[Task prompt]
Check each line of the records below and collect those holding "this".

[Recorded data]
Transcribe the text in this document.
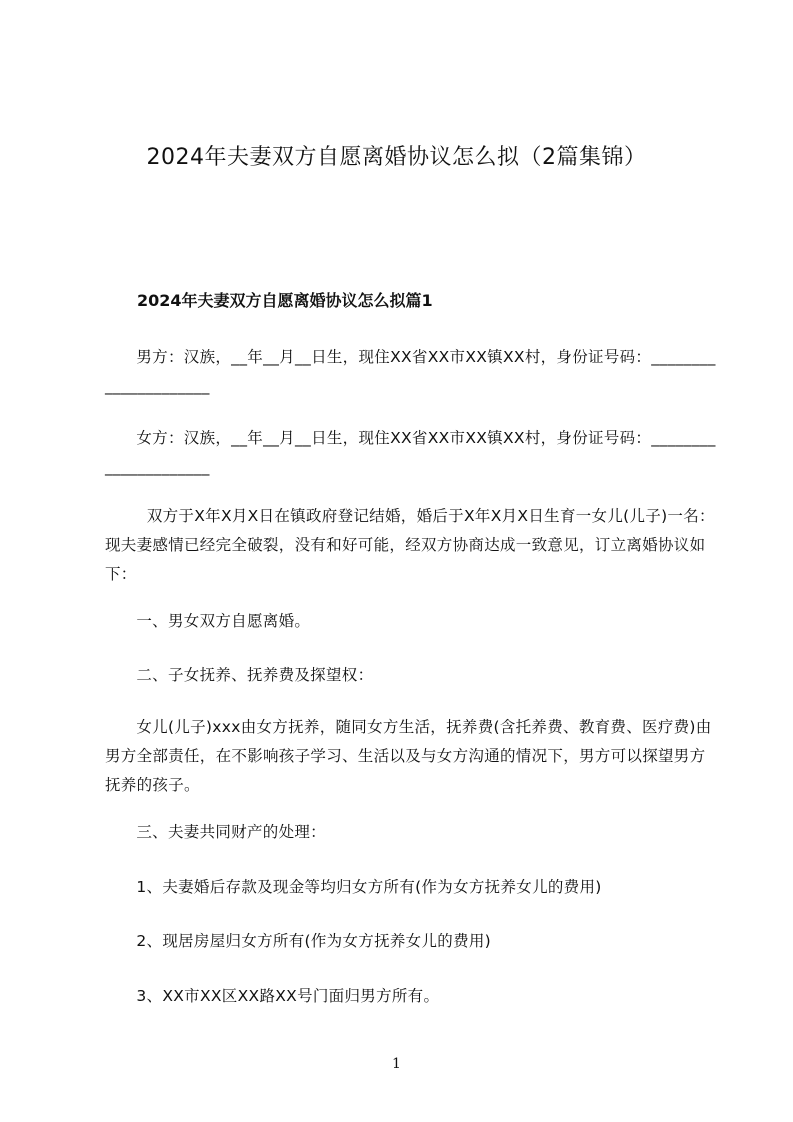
2024年夫妻双方自愿离婚协议怎么拟（2篇集锦）
2024年夫妻双方自愿离婚协议怎么拟篇1
男方：汉族，__年__月__日生，现住XX省XX市XX镇XX村，身份证号码：_____________________
女方：汉族，__年__月__日生，现住XX省XX市XX镇XX村，身份证号码：_____________________
双方于X年X月X日在镇政府登记结婚，婚后于X年X月X日生育一女儿(儿子)一名：现夫妻感情已经完全破裂，没有和好可能，经双方协商达成一致意见，订立离婚协议如下：
一、男女双方自愿离婚。
二、子女抚养、抚养费及探望权：
女儿(儿子)xxx由女方抚养，随同女方生活，抚养费(含托养费、教育费、医疗费)由男方全部责任，在不影响孩子学习、生活以及与女方沟通的情况下，男方可以探望男方抚养的孩子。
三、夫妻共同财产的处理：
1、夫妻婚后存款及现金等均归女方所有(作为女方抚养女儿的费用)
2、现居房屋归女方所有(作为女方抚养女儿的费用)
3、XX市XX区XX路XX号门面归男方所有。
1
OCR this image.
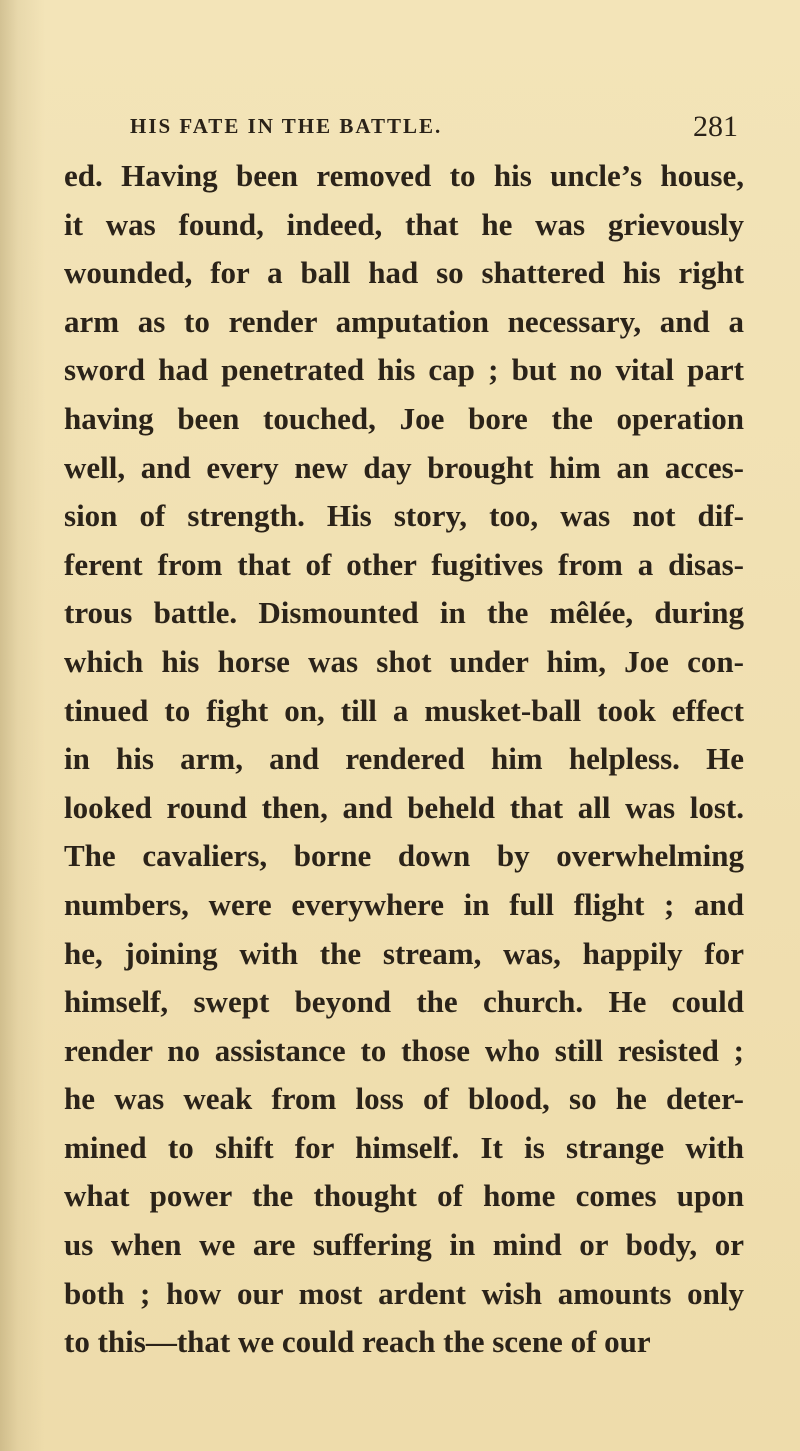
HIS FATE IN THE BATTLE.	281
ed. Having been removed to his uncle’s house,
it was found, indeed, that he was grievously
wounded, for a ball had so shattered his right
arm as to render amputation necessary, and a
sword had penetrated his cap ; but no vital part
having been touched, Joe bore the operation
well, and every new day brought him an acces-
sion of strength. His story, too, was not dif-
ferent from that of other fugitives from a disas-
trous battle. Dismounted in the mêlée, during
which his horse was shot under him, Joe con-
tinued to fight on, till a musket-ball took effect
in his arm, and rendered him helpless. He
looked round then, and beheld that all was lost.
The cavaliers, borne down by overwhelming
numbers, were everywhere in full flight ; and
he, joining with the stream, was, happily for
himself, swept beyond the church. He could
render no assistance to those who still resisted ;
he was weak from loss of blood, so he deter-
mined to shift for himself. It is strange with
what power the thought of home comes upon
us when we are suffering in mind or body, or
both ; how our most ardent wish amounts only
to this—that we could reach the scene of our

[Output below]
Transcribe the text in this document.
OCR this image.
to this—that we could reach the scene of our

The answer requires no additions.